== Exercise description ==
Scan the entries below and extract each line with the word "秦始皇统一六国后" in it.

[Begin]

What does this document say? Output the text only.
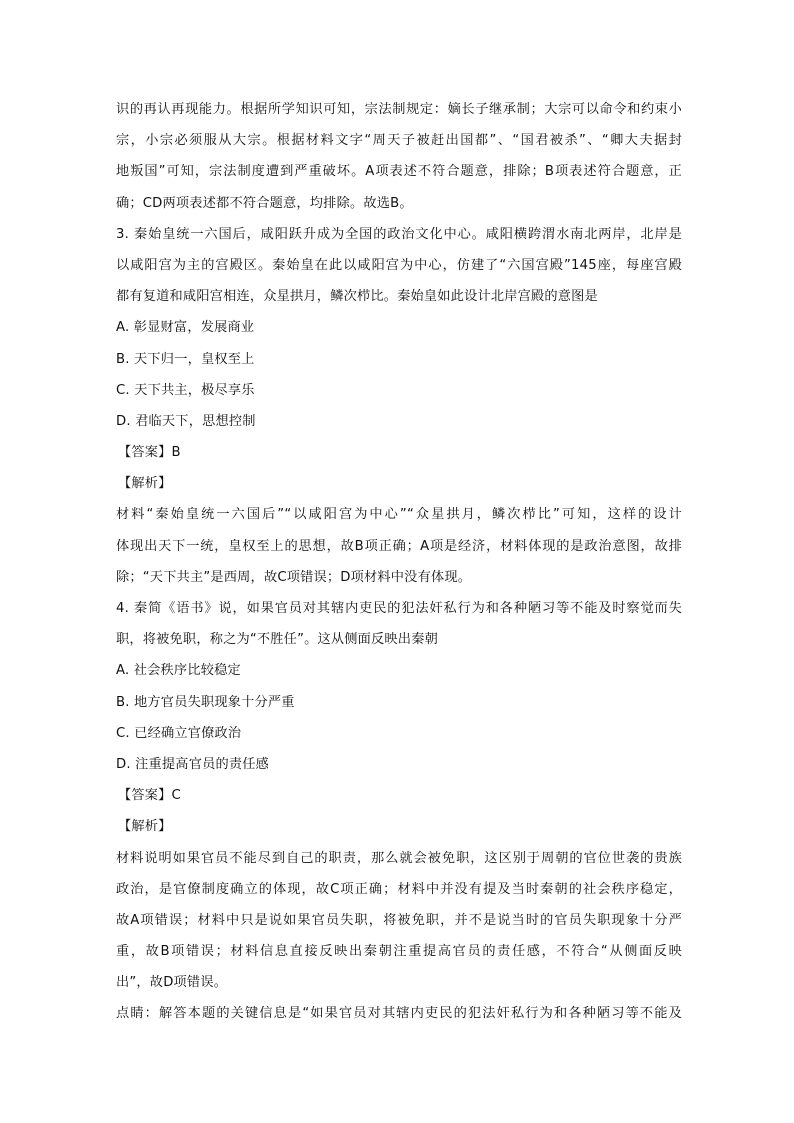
识的再认再现能力。根据所学知识可知，宗法制规定：嫡长子继承制；大宗可以命令和约束小
宗，小宗必须服从大宗。根据材料文字“周天子被赶出国都”、“国君被杀”、“卿大夫据封
地叛国”可知，宗法制度遭到严重破坏。A项表述不符合题意，排除；B项表述符合题意，正
确；CD两项表述都不符合题意，均排除。故选B。
3. 秦始皇统一六国后，咸阳跃升成为全国的政治文化中心。咸阳横跨渭水南北两岸，北岸是
以咸阳宫为主的宫殿区。秦始皇在此以咸阳宫为中心，仿建了“六国宫殿”145座，每座宫殿
都有复道和咸阳宫相连，众星拱月，鳞次栉比。秦始皇如此设计北岸宫殿的意图是
A. 彰显财富，发展商业
B. 天下归一，皇权至上
C. 天下共主，极尽享乐
D. 君临天下，思想控制
【答案】B
【解析】
材料“秦始皇统一六国后”“以咸阳宫为中心”“众星拱月，鳞次栉比”可知，这样的设计
体现出天下一统，皇权至上的思想，故B项正确；A项是经济，材料体现的是政治意图，故排
除；“天下共主”是西周，故C项错误；D项材料中没有体现。
4. 秦简《语书》说，如果官员对其辖内吏民的犯法奸私行为和各种陋习等不能及时察觉而失
职，将被免职，称之为“不胜任”。这从侧面反映出秦朝
A. 社会秩序比较稳定
B. 地方官员失职现象十分严重
C. 已经确立官僚政治
D. 注重提高官员的责任感
【答案】C
【解析】
材料说明如果官员不能尽到自己的职责，那么就会被免职，这区别于周朝的官位世袭的贵族
政治，是官僚制度确立的体现，故C项正确；材料中并没有提及当时秦朝的社会秩序稳定，
故A项错误；材料中只是说如果官员失职，将被免职，并不是说当时的官员失职现象十分严
重，故B项错误；材料信息直接反映出秦朝注重提高官员的责任感，不符合“从侧面反映
出”，故D项错误。
点睛：解答本题的关键信息是“如果官员对其辖内吏民的犯法奸私行为和各种陋习等不能及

[End]

== Finished exercise ==
3. 秦始皇统一六国后，咸阳跃升成为全国的政治文化中心。咸阳横跨渭水南北两岸，北岸是
材料“秦始皇统一六国后”“以咸阳宫为中心”“众星拱月，鳞次栉比”可知，这样的设计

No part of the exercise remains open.